Your objective »
Reproduce the entries below in full, word for word.

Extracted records
+++++

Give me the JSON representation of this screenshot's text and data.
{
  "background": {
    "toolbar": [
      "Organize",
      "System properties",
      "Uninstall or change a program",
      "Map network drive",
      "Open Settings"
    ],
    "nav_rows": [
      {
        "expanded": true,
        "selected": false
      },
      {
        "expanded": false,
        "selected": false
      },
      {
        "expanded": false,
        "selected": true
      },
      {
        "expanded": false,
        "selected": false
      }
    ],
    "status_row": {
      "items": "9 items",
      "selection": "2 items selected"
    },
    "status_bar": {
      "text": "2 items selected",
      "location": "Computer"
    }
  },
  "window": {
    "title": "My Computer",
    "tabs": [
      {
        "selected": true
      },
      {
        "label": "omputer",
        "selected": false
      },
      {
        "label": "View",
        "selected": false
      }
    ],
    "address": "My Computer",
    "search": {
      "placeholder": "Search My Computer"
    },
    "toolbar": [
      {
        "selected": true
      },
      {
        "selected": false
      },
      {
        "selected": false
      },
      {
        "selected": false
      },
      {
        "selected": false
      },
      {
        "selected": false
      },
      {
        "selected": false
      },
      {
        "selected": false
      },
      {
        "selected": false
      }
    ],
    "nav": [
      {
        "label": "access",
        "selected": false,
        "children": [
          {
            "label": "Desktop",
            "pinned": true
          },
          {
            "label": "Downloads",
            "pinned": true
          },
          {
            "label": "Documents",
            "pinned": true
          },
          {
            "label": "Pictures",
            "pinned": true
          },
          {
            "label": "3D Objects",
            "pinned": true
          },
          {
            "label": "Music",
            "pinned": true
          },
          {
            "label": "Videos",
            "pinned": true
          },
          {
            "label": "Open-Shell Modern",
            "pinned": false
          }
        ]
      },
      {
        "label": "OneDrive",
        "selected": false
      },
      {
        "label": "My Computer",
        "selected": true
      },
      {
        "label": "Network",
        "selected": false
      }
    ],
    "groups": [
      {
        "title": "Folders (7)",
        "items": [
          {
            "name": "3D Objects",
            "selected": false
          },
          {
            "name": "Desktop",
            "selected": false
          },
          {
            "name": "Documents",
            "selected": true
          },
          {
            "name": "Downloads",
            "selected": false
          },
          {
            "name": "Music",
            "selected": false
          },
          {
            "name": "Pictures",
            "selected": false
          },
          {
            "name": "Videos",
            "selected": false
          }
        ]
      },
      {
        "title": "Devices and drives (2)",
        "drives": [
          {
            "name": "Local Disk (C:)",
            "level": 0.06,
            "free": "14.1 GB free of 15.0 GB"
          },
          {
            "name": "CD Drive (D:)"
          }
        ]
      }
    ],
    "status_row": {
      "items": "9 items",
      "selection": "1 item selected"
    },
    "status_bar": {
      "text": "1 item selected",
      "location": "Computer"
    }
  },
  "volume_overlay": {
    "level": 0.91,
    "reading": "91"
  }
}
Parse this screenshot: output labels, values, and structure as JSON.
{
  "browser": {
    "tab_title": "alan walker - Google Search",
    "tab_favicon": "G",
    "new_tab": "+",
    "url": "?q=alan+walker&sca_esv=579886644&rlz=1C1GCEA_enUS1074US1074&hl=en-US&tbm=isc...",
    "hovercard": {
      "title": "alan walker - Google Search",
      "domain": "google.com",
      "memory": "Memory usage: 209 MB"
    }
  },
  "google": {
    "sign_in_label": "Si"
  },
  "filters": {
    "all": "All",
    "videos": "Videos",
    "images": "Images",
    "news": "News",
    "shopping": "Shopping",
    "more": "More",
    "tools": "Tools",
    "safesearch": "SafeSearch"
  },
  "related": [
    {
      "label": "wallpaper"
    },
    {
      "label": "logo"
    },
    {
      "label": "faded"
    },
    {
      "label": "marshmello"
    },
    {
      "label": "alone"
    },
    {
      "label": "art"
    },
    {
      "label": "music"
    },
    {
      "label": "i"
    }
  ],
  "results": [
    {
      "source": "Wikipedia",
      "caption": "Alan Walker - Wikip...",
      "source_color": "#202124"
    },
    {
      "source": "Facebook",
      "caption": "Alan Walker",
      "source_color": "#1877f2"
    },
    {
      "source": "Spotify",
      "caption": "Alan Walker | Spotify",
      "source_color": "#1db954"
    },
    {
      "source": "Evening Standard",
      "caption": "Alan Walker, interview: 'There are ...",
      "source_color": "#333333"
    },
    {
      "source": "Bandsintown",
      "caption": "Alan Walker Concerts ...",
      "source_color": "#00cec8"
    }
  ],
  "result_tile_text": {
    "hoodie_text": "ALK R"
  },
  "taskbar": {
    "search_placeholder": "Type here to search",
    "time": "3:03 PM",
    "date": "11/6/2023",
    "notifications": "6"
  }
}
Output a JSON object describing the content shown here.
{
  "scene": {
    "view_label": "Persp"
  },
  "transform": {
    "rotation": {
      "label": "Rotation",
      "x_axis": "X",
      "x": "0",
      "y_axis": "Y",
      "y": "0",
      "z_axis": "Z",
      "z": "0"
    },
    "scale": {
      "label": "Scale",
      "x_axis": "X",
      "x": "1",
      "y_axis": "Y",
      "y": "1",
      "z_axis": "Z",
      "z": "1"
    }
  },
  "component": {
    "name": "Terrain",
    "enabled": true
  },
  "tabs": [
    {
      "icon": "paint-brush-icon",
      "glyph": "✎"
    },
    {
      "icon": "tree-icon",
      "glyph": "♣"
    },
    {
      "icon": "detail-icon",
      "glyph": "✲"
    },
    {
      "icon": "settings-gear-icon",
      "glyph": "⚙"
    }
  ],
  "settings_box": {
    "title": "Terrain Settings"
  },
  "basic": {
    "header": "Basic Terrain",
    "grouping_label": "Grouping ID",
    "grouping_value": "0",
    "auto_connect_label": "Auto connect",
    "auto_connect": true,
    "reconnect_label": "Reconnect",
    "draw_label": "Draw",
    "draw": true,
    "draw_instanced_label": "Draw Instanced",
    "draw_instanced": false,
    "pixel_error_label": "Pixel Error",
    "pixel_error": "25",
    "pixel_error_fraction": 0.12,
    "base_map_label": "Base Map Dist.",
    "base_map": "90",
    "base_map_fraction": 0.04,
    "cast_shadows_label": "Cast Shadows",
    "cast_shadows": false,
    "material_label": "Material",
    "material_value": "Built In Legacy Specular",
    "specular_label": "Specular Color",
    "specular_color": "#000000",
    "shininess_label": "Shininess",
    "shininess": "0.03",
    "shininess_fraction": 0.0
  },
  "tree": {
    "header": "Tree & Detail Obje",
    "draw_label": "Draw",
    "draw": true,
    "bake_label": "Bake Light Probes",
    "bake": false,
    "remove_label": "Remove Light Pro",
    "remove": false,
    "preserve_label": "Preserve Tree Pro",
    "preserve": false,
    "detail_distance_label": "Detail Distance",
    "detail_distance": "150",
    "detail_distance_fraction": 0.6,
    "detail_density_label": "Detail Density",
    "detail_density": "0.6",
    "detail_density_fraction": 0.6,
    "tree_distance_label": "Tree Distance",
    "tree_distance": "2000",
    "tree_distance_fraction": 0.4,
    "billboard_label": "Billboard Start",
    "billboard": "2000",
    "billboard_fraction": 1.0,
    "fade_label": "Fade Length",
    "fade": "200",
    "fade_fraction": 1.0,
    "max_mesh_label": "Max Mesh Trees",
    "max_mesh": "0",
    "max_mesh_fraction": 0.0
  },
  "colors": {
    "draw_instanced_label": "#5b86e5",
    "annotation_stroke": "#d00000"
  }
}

+++++

The result »
Give me the JSON representation of this screenshot's text and data.
{
  "background": {
    "toolbar": [
      "Organize",
      "System properties",
      "Uninstall or change a program",
      "Map network drive",
      "Open Settings"
    ],
    "nav_rows": [
      {
        "expanded": true,
        "selected": false
      },
      {
        "expanded": false,
        "selected": false
      },
      {
        "expanded": false,
        "selected": true
      },
      {
        "expanded": false,
        "selected": false
      }
    ],
    "status_row": {
      "items": "9 items",
      "selection": "2 items selected"
    },
    "status_bar": {
      "text": "2 items selected",
      "location": "Computer"
    }
  },
  "window": {
    "title": "My Computer",
    "tabs": [
      {
        "selected": true
      },
      {
        "label": "omputer",
        "selected": false
      },
      {
        "label": "View",
        "selected": false
      }
    ],
    "address": "My Computer",
    "search": {
      "placeholder": "Search My Computer"
    },
    "toolbar": [
      {
        "selected": true
      },
      {
        "selected": false
      },
      {
        "selected": false
      },
      {
        "selected": false
      },
      {
        "selected": false
      },
      {
        "selected": false
      },
      {
        "selected": false
      },
      {
        "selected": false
      },
      {
        "selected": false
      }
    ],
    "nav": [
      {
        "label": "access",
        "selected": false,
        "children": [
          {
            "label": "Desktop",
            "pinned": true
          },
          {
            "label": "Downloads",
            "pinned": true
          },
          {
            "label": "Documents",
            "pinned": true
          },
          {
            "label": "Pictures",
            "pinned": true
          },
          {
            "label": "3D Objects",
            "pinned": true
          },
          {
            "label": "Music",
            "pinned": true
          },
          {
            "label": "Videos",
            "pinned": true
          },
          {
            "label": "Open-Shell Modern",
            "pinned": false
          }
        ]
      },
      {
        "label": "OneDrive",
        "selected": false
      },
      {
        "label": "My Computer",
        "selected": true
      },
      {
        "label": "Network",
        "selected": false
      }
    ],
    "groups": [
      {
        "title": "Folders (7)",
        "items": [
          {
            "name": "3D Objects",
            "selected": false
          },
          {
            "name": "Desktop",
            "selected": false
          },
          {
            "name": "Documents",
            "selected": true
          },
          {
            "name": "Downloads",
            "selected": false
          },
          {
            "name": "Music",
            "selected": false
          },
          {
            "name": "Pictures",
            "selected": false
          },
          {
            "name": "Videos",
            "selected": false
          }
        ]
      },
      {
        "title": "Devices and drives (2)",
        "drives": [
          {
            "name": "Local Disk (C:)",
            "level": 0.06,
            "free": "14.1 GB free of 15.0 GB"
          },
          {
            "name": "CD Drive (D:)"
          }
        ]
      }
    ],
    "status_row": {
      "items": "9 items",
      "selection": "1 item selected"
    },
    "status_bar": {
      "text": "1 item selected",
      "location": "Computer"
    }
  },
  "volume_overlay": {
    "level": 0.91,
    "reading": "91"
  }
}
Parse this screenshot: output labels, values, and structure as JSON.
{
  "browser": {
    "tab_title": "alan walker - Google Search",
    "tab_favicon": "G",
    "new_tab": "+",
    "url": "?q=alan+walker&sca_esv=579886644&rlz=1C1GCEA_enUS1074US1074&hl=en-US&tbm=isc...",
    "hovercard": {
      "title": "alan walker - Google Search",
      "domain": "google.com",
      "memory": "Memory usage: 209 MB"
    }
  },
  "google": {
    "sign_in_label": "Si"
  },
  "filters": {
    "all": "All",
    "videos": "Videos",
    "images": "Images",
    "news": "News",
    "shopping": "Shopping",
    "more": "More",
    "tools": "Tools",
    "safesearch": "SafeSearch"
  },
  "related": [
    {
      "label": "wallpaper"
    },
    {
      "label": "logo"
    },
    {
      "label": "faded"
    },
    {
      "label": "marshmello"
    },
    {
      "label": "alone"
    },
    {
      "label": "art"
    },
    {
      "label": "music"
    },
    {
      "label": "i"
    }
  ],
  "results": [
    {
      "source": "Wikipedia",
      "caption": "Alan Walker - Wikip...",
      "source_color": "#202124"
    },
    {
      "source": "Facebook",
      "caption": "Alan Walker",
      "source_color": "#1877f2"
    },
    {
      "source": "Spotify",
      "caption": "Alan Walker | Spotify",
      "source_color": "#1db954"
    },
    {
      "source": "Evening Standard",
      "caption": "Alan Walker, interview: 'There are ...",
      "source_color": "#333333"
    },
    {
      "source": "Bandsintown",
      "caption": "Alan Walker Concerts ...",
      "source_color": "#00cec8"
    }
  ],
  "result_tile_text": {
    "hoodie_text": "ALK R"
  },
  "taskbar": {
    "search_placeholder": "Type here to search",
    "time": "3:03 PM",
    "date": "11/6/2023",
    "notifications": "6"
  }
}
Output a JSON object describing the content shown here.
{
  "scene": {
    "view_label": "Persp"
  },
  "transform": {
    "rotation": {
      "label": "Rotation",
      "x_axis": "X",
      "x": "0",
      "y_axis": "Y",
      "y": "0",
      "z_axis": "Z",
      "z": "0"
    },
    "scale": {
      "label": "Scale",
      "x_axis": "X",
      "x": "1",
      "y_axis": "Y",
      "y": "1",
      "z_axis": "Z",
      "z": "1"
    }
  },
  "component": {
    "name": "Terrain",
    "enabled": true
  },
  "tabs": [
    {
      "icon": "paint-brush-icon",
      "glyph": "✎"
    },
    {
      "icon": "tree-icon",
      "glyph": "♣"
    },
    {
      "icon": "detail-icon",
      "glyph": "✲"
    },
    {
      "icon": "settings-gear-icon",
      "glyph": "⚙"
    }
  ],
  "settings_box": {
    "title": "Terrain Settings"
  },
  "basic": {
    "header": "Basic Terrain",
    "grouping_label": "Grouping ID",
    "grouping_value": "0",
    "auto_connect_label": "Auto connect",
    "auto_connect": true,
    "reconnect_label": "Reconnect",
    "draw_label": "Draw",
    "draw": true,
    "draw_instanced_label": "Draw Instanced",
    "draw_instanced": false,
    "pixel_error_label": "Pixel Error",
    "pixel_error": "25",
    "pixel_error_fraction": 0.12,
    "base_map_label": "Base Map Dist.",
    "base_map": "90",
    "base_map_fraction": 0.04,
    "cast_shadows_label": "Cast Shadows",
    "cast_shadows": false,
    "material_label": "Material",
    "material_value": "Built In Legacy Specular",
    "specular_label": "Specular Color",
    "specular_color": "#000000",
    "shininess_label": "Shininess",
    "shininess": "0.03",
    "shininess_fraction": 0.0
  },
  "tree": {
    "header": "Tree & Detail Obje",
    "draw_label": "Draw",
    "draw": true,
    "bake_label": "Bake Light Probes",
    "bake": false,
    "remove_label": "Remove Light Pro",
    "remove": false,
    "preserve_label": "Preserve Tree Pro",
    "preserve": false,
    "detail_distance_label": "Detail Distance",
    "detail_distance": "150",
    "detail_distance_fraction": 0.6,
    "detail_density_label": "Detail Density",
    "detail_density": "0.6",
    "detail_density_fraction": 0.6,
    "tree_distance_label": "Tree Distance",
    "tree_distance": "2000",
    "tree_distance_fraction": 0.4,
    "billboard_label": "Billboard Start",
    "billboard": "2000",
    "billboard_fraction": 1.0,
    "fade_label": "Fade Length",
    "fade": "200",
    "fade_fraction": 1.0,
    "max_mesh_label": "Max Mesh Trees",
    "max_mesh": "0",
    "max_mesh_fraction": 0.0
  },
  "colors": {
    "draw_instanced_label": "#5b86e5",
    "annotation_stroke": "#d00000"
  }
}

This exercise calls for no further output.